> SHORT TASK:
Write out the full set of records below exactly.

> SOURCE RECORDS:

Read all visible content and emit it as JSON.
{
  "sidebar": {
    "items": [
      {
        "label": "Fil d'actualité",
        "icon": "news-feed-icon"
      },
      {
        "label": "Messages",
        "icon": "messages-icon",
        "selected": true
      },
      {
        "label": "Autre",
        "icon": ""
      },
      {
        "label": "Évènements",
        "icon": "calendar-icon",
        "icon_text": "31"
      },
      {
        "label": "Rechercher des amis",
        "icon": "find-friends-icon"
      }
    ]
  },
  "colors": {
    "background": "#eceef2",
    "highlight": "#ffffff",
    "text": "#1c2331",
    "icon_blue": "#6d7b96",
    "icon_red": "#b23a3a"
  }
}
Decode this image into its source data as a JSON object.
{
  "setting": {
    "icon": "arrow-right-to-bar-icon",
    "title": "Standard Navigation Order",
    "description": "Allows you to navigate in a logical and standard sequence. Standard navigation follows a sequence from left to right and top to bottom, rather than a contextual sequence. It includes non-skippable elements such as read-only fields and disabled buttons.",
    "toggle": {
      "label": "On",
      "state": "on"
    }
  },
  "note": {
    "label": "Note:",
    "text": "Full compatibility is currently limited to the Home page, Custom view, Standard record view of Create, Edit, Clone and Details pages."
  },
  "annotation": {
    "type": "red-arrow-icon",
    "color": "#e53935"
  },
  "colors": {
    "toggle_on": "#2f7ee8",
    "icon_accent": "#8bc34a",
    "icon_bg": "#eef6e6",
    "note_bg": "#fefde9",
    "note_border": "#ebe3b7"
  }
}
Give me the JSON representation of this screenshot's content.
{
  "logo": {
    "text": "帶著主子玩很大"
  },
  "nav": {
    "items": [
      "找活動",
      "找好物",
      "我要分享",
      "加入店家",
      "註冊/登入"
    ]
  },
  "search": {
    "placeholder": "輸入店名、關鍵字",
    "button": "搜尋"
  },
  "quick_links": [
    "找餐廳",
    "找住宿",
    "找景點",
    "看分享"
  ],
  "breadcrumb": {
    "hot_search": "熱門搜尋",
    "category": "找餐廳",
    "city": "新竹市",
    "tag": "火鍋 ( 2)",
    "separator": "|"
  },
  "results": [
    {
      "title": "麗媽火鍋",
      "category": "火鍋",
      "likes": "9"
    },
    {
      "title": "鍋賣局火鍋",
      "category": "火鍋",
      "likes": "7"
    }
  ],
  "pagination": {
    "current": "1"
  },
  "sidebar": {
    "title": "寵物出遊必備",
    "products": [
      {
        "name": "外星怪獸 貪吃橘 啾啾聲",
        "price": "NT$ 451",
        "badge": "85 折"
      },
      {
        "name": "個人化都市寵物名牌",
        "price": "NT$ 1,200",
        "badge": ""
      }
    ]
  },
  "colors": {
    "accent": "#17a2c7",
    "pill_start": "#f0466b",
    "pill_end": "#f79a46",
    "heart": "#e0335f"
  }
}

> OUTPUT FOR THIS EXERCISE:
Read all visible content and emit it as JSON.
{
  "sidebar": {
    "items": [
      {
        "label": "Fil d'actualité",
        "icon": "news-feed-icon"
      },
      {
        "label": "Messages",
        "icon": "messages-icon",
        "selected": true
      },
      {
        "label": "Autre",
        "icon": ""
      },
      {
        "label": "Évènements",
        "icon": "calendar-icon",
        "icon_text": "31"
      },
      {
        "label": "Rechercher des amis",
        "icon": "find-friends-icon"
      }
    ]
  },
  "colors": {
    "background": "#eceef2",
    "highlight": "#ffffff",
    "text": "#1c2331",
    "icon_blue": "#6d7b96",
    "icon_red": "#b23a3a"
  }
}
Decode this image into its source data as a JSON object.
{
  "setting": {
    "icon": "arrow-right-to-bar-icon",
    "title": "Standard Navigation Order",
    "description": "Allows you to navigate in a logical and standard sequence. Standard navigation follows a sequence from left to right and top to bottom, rather than a contextual sequence. It includes non-skippable elements such as read-only fields and disabled buttons.",
    "toggle": {
      "label": "On",
      "state": "on"
    }
  },
  "note": {
    "label": "Note:",
    "text": "Full compatibility is currently limited to the Home page, Custom view, Standard record view of Create, Edit, Clone and Details pages."
  },
  "annotation": {
    "type": "red-arrow-icon",
    "color": "#e53935"
  },
  "colors": {
    "toggle_on": "#2f7ee8",
    "icon_accent": "#8bc34a",
    "icon_bg": "#eef6e6",
    "note_bg": "#fefde9",
    "note_border": "#ebe3b7"
  }
}
Give me the JSON representation of this screenshot's content.
{
  "logo": {
    "text": "帶著主子玩很大"
  },
  "nav": {
    "items": [
      "找活動",
      "找好物",
      "我要分享",
      "加入店家",
      "註冊/登入"
    ]
  },
  "search": {
    "placeholder": "輸入店名、關鍵字",
    "button": "搜尋"
  },
  "quick_links": [
    "找餐廳",
    "找住宿",
    "找景點",
    "看分享"
  ],
  "breadcrumb": {
    "hot_search": "熱門搜尋",
    "category": "找餐廳",
    "city": "新竹市",
    "tag": "火鍋 ( 2)",
    "separator": "|"
  },
  "results": [
    {
      "title": "麗媽火鍋",
      "category": "火鍋",
      "likes": "9"
    },
    {
      "title": "鍋賣局火鍋",
      "category": "火鍋",
      "likes": "7"
    }
  ],
  "pagination": {
    "current": "1"
  },
  "sidebar": {
    "title": "寵物出遊必備",
    "products": [
      {
        "name": "外星怪獸 貪吃橘 啾啾聲",
        "price": "NT$ 451",
        "badge": "85 折"
      },
      {
        "name": "個人化都市寵物名牌",
        "price": "NT$ 1,200",
        "badge": ""
      }
    ]
  },
  "colors": {
    "accent": "#17a2c7",
    "pill_start": "#f0466b",
    "pill_end": "#f79a46",
    "heart": "#e0335f"
  }
}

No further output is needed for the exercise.